Entries follow. Set all of them down as they stand.

★ ★ ★ ★ ★

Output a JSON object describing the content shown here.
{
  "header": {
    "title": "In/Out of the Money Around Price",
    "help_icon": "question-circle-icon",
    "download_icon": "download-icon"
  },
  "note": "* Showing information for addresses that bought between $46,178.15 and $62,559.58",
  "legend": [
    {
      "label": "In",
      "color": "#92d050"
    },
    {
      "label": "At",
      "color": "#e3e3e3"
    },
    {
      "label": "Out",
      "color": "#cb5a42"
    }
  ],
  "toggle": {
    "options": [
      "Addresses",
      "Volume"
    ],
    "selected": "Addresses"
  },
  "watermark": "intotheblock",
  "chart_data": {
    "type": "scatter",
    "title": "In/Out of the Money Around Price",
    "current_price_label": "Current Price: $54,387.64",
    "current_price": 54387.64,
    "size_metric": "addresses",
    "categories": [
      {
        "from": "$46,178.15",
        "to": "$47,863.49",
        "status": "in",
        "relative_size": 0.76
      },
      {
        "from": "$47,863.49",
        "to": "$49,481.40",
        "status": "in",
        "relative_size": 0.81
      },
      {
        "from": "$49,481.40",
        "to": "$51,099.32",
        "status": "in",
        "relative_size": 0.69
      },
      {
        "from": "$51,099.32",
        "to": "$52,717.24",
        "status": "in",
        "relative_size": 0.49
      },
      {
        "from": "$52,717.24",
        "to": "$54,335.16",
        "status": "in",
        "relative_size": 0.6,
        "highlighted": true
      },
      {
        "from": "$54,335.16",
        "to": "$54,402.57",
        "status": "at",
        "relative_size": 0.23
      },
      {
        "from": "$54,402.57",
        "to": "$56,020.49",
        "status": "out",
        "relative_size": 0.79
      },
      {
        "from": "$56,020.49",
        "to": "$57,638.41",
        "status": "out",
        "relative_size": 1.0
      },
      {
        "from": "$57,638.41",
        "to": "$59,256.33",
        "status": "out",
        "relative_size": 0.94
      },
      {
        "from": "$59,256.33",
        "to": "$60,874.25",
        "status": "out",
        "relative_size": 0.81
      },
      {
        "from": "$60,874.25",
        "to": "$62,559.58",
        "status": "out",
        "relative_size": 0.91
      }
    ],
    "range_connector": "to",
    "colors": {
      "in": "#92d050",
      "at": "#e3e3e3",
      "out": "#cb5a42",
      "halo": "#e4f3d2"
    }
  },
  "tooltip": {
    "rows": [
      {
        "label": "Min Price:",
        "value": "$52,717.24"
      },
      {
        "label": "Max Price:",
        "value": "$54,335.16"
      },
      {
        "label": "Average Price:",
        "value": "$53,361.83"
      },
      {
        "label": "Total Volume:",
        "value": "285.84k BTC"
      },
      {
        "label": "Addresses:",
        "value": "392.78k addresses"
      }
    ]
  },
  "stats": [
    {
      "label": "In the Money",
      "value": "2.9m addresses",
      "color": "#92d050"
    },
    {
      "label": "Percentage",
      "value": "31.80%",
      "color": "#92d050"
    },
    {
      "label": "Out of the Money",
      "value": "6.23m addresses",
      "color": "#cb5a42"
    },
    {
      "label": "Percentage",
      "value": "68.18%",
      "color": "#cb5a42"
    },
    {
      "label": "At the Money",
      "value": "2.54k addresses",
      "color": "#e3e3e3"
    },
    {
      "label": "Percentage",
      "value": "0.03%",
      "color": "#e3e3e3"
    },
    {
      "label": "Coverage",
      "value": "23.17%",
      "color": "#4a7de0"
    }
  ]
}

★ ★ ★ ★ ★

Answer to this task
Output a JSON object describing the content shown here.
{
  "header": {
    "title": "In/Out of the Money Around Price",
    "help_icon": "question-circle-icon",
    "download_icon": "download-icon"
  },
  "note": "* Showing information for addresses that bought between $46,178.15 and $62,559.58",
  "legend": [
    {
      "label": "In",
      "color": "#92d050"
    },
    {
      "label": "At",
      "color": "#e3e3e3"
    },
    {
      "label": "Out",
      "color": "#cb5a42"
    }
  ],
  "toggle": {
    "options": [
      "Addresses",
      "Volume"
    ],
    "selected": "Addresses"
  },
  "watermark": "intotheblock",
  "chart_data": {
    "type": "scatter",
    "title": "In/Out of the Money Around Price",
    "current_price_label": "Current Price: $54,387.64",
    "current_price": 54387.64,
    "size_metric": "addresses",
    "categories": [
      {
        "from": "$46,178.15",
        "to": "$47,863.49",
        "status": "in",
        "relative_size": 0.76
      },
      {
        "from": "$47,863.49",
        "to": "$49,481.40",
        "status": "in",
        "relative_size": 0.81
      },
      {
        "from": "$49,481.40",
        "to": "$51,099.32",
        "status": "in",
        "relative_size": 0.69
      },
      {
        "from": "$51,099.32",
        "to": "$52,717.24",
        "status": "in",
        "relative_size": 0.49
      },
      {
        "from": "$52,717.24",
        "to": "$54,335.16",
        "status": "in",
        "relative_size": 0.6,
        "highlighted": true
      },
      {
        "from": "$54,335.16",
        "to": "$54,402.57",
        "status": "at",
        "relative_size": 0.23
      },
      {
        "from": "$54,402.57",
        "to": "$56,020.49",
        "status": "out",
        "relative_size": 0.79
      },
      {
        "from": "$56,020.49",
        "to": "$57,638.41",
        "status": "out",
        "relative_size": 1.0
      },
      {
        "from": "$57,638.41",
        "to": "$59,256.33",
        "status": "out",
        "relative_size": 0.94
      },
      {
        "from": "$59,256.33",
        "to": "$60,874.25",
        "status": "out",
        "relative_size": 0.81
      },
      {
        "from": "$60,874.25",
        "to": "$62,559.58",
        "status": "out",
        "relative_size": 0.91
      }
    ],
    "range_connector": "to",
    "colors": {
      "in": "#92d050",
      "at": "#e3e3e3",
      "out": "#cb5a42",
      "halo": "#e4f3d2"
    }
  },
  "tooltip": {
    "rows": [
      {
        "label": "Min Price:",
        "value": "$52,717.24"
      },
      {
        "label": "Max Price:",
        "value": "$54,335.16"
      },
      {
        "label": "Average Price:",
        "value": "$53,361.83"
      },
      {
        "label": "Total Volume:",
        "value": "285.84k BTC"
      },
      {
        "label": "Addresses:",
        "value": "392.78k addresses"
      }
    ]
  },
  "stats": [
    {
      "label": "In the Money",
      "value": "2.9m addresses",
      "color": "#92d050"
    },
    {
      "label": "Percentage",
      "value": "31.80%",
      "color": "#92d050"
    },
    {
      "label": "Out of the Money",
      "value": "6.23m addresses",
      "color": "#cb5a42"
    },
    {
      "label": "Percentage",
      "value": "68.18%",
      "color": "#cb5a42"
    },
    {
      "label": "At the Money",
      "value": "2.54k addresses",
      "color": "#e3e3e3"
    },
    {
      "label": "Percentage",
      "value": "0.03%",
      "color": "#e3e3e3"
    },
    {
      "label": "Coverage",
      "value": "23.17%",
      "color": "#4a7de0"
    }
  ]
}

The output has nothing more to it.